• TASK GOAL
Gather all lines with "المتحدة" from the records.
########################################
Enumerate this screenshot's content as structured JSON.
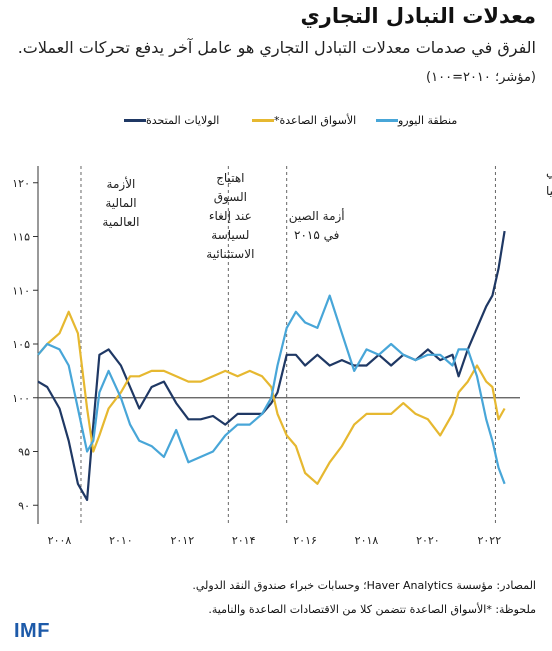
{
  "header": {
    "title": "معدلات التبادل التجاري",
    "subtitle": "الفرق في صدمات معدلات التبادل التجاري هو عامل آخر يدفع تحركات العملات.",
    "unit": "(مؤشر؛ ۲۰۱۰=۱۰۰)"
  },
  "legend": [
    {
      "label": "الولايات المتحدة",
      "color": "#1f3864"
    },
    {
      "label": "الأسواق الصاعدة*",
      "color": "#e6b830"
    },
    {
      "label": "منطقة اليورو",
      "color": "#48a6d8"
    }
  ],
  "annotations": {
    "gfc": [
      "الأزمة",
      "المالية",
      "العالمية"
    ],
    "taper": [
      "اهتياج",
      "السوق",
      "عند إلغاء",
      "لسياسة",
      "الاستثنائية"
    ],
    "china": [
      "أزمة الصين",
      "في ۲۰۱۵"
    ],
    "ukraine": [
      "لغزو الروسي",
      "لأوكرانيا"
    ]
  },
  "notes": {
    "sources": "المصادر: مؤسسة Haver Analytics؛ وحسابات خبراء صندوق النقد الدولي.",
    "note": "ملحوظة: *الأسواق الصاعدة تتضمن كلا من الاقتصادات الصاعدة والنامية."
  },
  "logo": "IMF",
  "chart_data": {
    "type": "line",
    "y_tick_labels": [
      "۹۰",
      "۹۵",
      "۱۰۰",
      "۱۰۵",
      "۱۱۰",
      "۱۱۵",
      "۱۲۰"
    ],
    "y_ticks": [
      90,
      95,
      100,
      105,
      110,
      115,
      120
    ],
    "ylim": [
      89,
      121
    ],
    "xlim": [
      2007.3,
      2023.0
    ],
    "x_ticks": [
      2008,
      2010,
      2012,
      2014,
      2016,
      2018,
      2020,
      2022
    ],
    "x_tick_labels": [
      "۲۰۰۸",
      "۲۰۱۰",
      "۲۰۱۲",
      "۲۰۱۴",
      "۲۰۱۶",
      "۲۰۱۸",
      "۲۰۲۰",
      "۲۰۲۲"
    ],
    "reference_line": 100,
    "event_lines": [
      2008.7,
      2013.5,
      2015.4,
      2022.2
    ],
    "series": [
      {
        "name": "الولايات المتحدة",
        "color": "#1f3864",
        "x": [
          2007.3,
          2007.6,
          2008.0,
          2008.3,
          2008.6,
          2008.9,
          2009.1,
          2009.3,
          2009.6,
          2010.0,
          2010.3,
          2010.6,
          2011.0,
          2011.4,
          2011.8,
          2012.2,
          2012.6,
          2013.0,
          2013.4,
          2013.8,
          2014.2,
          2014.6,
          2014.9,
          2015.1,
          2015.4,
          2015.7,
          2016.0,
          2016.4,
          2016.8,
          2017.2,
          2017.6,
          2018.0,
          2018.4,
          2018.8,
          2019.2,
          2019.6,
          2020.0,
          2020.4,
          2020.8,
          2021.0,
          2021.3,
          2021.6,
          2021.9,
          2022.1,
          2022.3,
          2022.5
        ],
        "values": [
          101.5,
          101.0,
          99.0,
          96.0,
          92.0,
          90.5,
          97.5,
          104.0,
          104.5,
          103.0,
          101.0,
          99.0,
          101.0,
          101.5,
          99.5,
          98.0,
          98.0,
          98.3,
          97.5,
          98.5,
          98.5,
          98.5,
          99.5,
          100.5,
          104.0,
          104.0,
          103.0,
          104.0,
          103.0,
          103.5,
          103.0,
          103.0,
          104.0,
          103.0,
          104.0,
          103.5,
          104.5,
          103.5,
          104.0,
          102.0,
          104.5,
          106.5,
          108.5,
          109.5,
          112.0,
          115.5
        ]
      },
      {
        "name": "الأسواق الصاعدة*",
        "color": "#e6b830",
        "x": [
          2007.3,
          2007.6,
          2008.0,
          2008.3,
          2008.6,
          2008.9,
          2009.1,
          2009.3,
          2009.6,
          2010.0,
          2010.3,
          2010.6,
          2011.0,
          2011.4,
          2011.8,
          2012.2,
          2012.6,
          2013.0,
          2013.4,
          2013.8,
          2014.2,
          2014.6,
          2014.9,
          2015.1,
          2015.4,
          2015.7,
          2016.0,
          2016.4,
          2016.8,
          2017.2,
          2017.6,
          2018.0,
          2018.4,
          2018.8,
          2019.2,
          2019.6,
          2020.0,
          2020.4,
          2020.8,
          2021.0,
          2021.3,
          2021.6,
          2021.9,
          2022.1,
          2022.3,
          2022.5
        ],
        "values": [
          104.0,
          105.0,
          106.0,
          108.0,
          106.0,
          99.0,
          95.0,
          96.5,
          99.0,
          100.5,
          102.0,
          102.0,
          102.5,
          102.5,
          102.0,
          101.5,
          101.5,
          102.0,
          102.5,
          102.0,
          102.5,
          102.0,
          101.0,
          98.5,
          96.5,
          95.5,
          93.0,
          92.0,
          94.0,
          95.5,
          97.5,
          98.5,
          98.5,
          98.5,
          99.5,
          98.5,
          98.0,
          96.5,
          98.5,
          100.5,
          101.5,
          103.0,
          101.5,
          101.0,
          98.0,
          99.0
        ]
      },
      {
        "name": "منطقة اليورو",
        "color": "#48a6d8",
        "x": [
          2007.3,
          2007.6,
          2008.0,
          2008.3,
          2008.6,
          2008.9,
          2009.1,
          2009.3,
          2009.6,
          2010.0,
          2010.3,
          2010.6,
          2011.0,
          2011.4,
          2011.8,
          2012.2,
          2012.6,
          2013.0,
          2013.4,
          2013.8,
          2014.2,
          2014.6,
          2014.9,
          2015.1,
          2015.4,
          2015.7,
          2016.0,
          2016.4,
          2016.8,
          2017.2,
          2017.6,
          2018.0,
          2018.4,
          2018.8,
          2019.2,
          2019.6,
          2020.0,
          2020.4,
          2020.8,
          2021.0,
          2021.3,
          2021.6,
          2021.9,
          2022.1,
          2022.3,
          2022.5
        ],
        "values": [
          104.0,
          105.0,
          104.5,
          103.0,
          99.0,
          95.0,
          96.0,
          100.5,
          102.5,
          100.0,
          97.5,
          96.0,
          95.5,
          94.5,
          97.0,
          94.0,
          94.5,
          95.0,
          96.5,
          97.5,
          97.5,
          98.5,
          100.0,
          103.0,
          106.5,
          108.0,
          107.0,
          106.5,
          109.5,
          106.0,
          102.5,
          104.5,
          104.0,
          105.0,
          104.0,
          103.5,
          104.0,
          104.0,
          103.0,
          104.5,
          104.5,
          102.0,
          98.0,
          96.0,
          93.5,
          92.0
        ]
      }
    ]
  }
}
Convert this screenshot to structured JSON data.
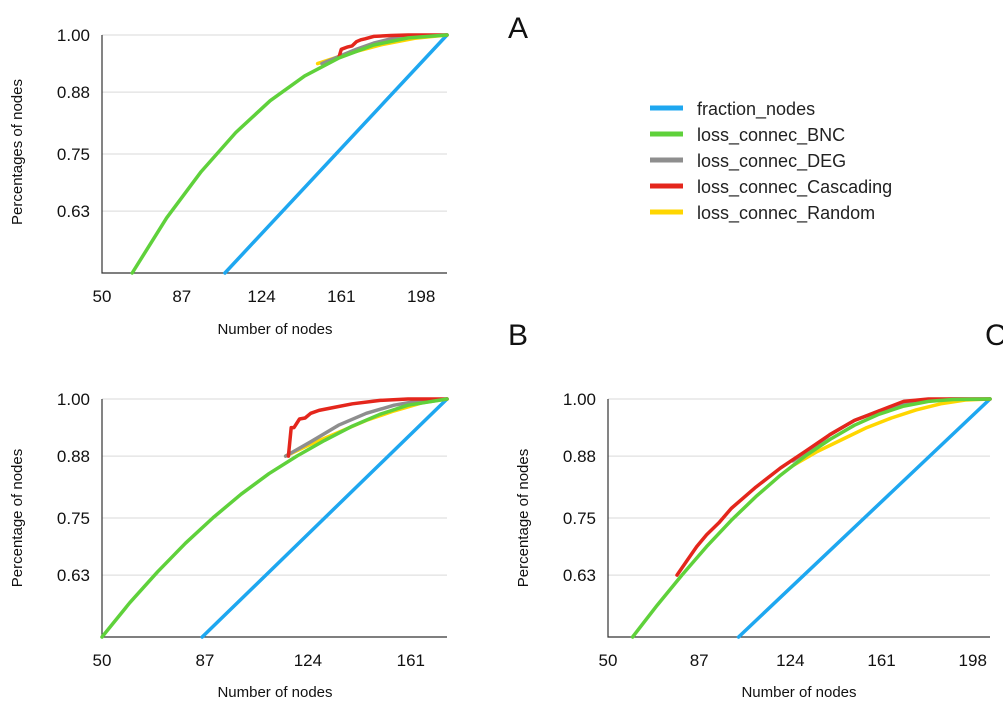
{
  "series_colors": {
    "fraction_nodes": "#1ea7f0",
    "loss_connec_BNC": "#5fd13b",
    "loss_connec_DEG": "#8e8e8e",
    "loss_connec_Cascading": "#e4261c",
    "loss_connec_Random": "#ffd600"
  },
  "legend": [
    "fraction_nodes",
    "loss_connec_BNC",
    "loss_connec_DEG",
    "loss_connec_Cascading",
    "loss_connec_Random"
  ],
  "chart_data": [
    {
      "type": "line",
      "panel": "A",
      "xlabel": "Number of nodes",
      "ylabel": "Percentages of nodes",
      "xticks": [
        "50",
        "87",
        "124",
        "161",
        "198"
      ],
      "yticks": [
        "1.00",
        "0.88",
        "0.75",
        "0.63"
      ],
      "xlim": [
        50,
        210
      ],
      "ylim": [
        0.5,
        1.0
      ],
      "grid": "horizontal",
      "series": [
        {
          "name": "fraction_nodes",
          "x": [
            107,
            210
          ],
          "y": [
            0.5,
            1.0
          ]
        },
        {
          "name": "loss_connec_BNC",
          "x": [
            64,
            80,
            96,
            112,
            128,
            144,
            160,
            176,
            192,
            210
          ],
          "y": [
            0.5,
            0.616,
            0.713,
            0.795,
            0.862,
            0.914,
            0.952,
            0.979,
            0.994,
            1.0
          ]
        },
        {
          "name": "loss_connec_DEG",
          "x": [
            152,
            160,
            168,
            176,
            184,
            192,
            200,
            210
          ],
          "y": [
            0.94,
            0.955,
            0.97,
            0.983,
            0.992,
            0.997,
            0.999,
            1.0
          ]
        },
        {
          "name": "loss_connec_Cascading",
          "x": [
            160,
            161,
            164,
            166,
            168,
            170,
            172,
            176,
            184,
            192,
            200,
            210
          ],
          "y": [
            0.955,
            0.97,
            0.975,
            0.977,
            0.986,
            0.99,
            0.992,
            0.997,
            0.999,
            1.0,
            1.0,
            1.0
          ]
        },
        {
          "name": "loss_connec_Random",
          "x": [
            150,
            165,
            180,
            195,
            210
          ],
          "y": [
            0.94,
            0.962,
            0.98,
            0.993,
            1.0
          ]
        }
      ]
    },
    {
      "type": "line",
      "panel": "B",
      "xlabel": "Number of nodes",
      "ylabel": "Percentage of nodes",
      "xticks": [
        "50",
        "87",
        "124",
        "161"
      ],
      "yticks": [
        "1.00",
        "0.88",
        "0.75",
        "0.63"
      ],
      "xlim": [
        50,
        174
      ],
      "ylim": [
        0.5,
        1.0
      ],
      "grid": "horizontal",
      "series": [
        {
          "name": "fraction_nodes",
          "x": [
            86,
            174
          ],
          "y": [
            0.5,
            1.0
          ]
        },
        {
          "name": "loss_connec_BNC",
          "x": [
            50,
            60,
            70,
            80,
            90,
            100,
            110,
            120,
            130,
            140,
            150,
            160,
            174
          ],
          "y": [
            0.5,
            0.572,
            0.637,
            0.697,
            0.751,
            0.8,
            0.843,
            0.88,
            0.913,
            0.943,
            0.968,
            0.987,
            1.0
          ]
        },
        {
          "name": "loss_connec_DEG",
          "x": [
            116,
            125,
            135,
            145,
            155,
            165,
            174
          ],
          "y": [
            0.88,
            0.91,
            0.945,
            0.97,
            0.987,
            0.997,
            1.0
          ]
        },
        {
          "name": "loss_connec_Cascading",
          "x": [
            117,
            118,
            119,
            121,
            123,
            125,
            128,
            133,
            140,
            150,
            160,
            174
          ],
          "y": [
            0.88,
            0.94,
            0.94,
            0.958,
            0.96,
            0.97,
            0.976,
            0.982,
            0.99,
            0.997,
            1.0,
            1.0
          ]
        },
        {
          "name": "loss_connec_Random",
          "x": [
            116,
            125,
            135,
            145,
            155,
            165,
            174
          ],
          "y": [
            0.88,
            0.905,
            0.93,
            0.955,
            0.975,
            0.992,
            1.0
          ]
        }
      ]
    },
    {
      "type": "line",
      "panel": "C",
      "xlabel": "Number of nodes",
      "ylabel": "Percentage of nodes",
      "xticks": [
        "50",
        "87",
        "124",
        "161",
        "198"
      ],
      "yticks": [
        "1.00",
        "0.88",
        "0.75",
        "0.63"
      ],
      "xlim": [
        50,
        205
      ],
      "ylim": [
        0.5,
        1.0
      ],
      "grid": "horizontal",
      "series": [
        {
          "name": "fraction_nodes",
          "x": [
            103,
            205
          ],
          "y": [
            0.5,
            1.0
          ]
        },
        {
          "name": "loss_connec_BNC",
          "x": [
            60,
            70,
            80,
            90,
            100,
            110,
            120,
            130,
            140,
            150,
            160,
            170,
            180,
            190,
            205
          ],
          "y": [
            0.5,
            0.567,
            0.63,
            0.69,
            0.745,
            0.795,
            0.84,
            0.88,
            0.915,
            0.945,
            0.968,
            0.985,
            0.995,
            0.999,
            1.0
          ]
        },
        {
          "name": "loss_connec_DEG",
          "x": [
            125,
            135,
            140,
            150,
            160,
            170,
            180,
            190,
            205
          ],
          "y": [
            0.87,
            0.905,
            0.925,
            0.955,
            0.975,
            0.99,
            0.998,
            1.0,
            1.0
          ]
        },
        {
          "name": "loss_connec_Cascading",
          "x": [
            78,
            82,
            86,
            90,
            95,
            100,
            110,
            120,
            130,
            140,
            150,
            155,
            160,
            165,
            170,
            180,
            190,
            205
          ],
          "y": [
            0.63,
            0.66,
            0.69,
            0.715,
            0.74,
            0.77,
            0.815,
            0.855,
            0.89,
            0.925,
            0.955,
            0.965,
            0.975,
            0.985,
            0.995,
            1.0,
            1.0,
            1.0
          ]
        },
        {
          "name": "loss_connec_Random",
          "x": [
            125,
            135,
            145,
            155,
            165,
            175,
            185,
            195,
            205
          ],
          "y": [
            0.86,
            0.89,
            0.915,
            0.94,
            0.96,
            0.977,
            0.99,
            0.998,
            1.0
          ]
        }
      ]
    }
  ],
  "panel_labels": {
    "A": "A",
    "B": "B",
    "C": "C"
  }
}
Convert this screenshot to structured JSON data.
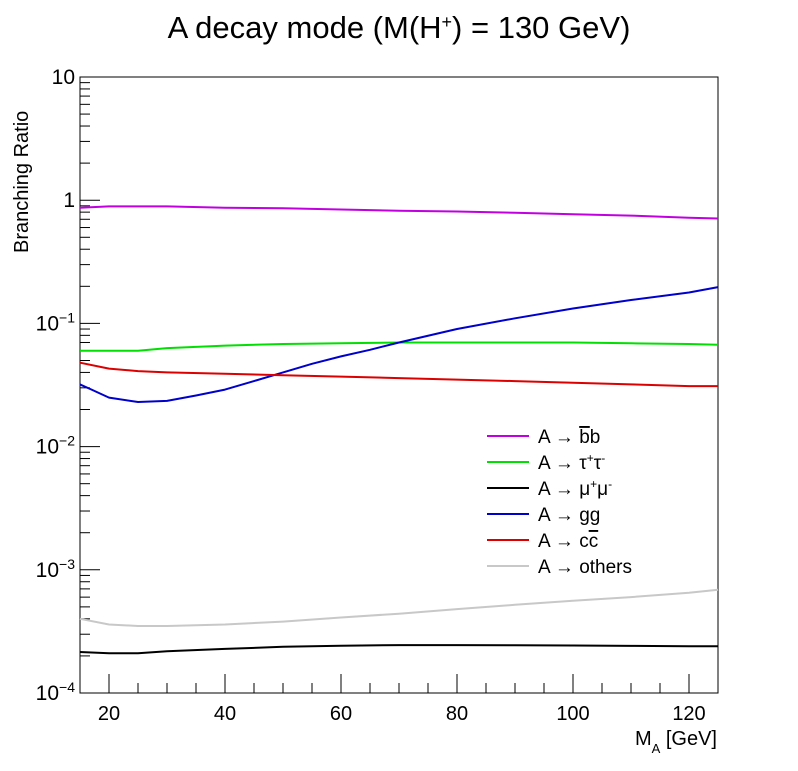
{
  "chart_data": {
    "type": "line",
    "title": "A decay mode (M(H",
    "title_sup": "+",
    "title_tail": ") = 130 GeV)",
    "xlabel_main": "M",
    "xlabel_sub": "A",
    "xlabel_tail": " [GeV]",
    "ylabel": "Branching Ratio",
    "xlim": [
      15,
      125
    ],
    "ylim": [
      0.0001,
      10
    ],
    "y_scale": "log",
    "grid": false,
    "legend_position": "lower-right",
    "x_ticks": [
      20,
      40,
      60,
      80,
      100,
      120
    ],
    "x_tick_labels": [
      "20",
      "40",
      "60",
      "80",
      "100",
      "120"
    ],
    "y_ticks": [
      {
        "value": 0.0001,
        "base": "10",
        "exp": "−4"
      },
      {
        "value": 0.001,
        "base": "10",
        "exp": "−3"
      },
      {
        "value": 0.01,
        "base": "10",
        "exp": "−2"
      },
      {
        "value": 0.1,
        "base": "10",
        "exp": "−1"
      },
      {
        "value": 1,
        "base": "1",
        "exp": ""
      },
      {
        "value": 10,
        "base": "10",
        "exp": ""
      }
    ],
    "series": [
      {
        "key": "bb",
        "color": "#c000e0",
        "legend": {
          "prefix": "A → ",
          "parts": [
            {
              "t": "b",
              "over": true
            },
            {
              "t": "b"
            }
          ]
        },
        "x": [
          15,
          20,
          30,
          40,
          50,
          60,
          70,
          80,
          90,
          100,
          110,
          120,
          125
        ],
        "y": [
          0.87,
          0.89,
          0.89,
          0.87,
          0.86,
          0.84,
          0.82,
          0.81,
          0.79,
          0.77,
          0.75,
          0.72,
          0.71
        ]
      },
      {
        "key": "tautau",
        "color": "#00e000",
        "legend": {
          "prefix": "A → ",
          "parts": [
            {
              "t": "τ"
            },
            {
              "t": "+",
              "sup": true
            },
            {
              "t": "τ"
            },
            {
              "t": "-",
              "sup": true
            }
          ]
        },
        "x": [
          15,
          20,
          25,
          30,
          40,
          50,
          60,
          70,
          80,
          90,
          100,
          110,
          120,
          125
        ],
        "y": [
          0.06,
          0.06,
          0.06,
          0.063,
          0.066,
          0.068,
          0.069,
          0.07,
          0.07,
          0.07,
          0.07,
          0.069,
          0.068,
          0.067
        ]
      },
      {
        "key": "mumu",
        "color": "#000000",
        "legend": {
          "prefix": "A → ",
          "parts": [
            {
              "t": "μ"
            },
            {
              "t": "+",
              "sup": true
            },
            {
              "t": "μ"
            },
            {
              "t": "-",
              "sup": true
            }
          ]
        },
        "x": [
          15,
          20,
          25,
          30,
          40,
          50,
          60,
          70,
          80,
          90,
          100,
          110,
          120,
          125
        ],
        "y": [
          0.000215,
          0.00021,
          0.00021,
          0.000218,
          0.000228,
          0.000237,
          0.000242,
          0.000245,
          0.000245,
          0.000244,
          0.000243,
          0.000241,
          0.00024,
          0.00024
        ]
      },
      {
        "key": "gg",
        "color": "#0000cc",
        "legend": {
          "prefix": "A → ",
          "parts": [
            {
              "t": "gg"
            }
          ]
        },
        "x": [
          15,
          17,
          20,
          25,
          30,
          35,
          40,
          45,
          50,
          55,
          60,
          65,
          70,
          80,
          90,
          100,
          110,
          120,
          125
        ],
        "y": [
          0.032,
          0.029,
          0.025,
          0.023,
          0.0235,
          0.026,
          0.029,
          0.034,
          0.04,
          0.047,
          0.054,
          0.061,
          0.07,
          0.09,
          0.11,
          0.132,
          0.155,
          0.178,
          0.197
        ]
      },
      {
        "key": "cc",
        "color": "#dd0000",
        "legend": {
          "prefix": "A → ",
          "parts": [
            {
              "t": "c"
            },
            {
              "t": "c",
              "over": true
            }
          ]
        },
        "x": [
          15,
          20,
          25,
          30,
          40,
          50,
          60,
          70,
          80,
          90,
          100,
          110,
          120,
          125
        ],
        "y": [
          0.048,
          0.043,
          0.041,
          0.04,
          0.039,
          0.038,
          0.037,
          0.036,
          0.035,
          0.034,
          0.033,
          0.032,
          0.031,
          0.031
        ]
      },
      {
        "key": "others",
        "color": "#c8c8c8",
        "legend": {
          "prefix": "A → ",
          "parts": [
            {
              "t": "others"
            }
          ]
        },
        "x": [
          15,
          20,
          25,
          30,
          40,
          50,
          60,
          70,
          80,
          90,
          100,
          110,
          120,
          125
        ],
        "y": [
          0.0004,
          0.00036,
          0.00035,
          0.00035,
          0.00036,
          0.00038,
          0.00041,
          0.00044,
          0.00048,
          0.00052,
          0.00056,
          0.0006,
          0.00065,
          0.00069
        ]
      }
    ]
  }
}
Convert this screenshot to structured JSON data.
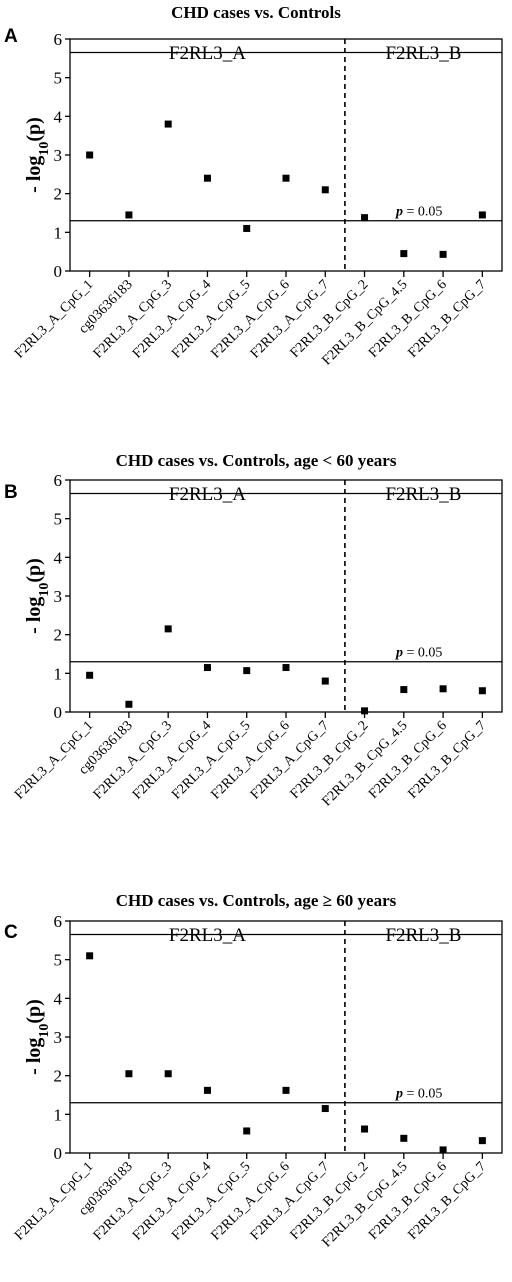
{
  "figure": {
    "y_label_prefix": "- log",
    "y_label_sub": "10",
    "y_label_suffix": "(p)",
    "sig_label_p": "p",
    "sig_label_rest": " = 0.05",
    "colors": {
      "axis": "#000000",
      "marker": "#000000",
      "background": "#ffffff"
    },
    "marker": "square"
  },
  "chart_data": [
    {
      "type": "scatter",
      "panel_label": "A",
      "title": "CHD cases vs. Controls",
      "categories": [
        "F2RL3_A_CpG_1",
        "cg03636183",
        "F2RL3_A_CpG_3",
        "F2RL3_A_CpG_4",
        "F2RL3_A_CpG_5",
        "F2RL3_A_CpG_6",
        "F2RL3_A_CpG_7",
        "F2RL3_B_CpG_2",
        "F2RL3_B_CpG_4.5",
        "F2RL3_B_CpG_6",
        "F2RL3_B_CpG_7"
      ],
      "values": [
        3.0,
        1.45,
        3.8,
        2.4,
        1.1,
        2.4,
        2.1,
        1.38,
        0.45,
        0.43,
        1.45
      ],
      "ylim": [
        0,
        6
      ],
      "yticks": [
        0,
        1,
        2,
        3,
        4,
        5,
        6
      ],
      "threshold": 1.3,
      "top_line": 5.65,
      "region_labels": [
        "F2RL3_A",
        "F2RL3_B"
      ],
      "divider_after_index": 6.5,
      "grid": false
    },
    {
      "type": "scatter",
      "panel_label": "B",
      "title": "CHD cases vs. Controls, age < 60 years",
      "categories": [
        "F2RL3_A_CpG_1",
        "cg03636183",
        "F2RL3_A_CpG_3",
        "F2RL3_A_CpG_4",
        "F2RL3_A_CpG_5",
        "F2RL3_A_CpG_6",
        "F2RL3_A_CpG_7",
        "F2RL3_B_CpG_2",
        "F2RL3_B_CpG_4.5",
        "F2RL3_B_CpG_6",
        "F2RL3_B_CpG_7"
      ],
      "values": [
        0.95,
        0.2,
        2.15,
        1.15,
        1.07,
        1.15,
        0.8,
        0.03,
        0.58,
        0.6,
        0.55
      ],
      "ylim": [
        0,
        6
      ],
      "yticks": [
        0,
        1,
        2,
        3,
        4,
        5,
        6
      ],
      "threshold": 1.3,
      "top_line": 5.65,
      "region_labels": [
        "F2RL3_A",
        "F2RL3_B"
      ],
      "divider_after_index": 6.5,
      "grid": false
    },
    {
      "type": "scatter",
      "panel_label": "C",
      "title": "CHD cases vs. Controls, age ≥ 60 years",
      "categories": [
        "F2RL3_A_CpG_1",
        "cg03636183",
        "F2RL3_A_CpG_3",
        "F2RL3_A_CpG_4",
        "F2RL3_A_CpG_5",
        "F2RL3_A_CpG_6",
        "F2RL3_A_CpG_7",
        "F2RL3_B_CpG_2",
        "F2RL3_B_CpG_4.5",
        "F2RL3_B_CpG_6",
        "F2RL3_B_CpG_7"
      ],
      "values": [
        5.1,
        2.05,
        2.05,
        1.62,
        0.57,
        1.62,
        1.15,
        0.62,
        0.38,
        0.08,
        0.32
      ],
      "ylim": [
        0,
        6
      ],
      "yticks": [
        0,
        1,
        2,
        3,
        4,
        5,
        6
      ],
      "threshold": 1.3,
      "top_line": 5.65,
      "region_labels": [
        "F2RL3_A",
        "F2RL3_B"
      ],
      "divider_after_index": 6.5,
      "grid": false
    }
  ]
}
########################################
• RESPONSE FOR THIS EXERCISE
      "label": "الولايات المتحدة",
        "name": "الولايات المتحدة",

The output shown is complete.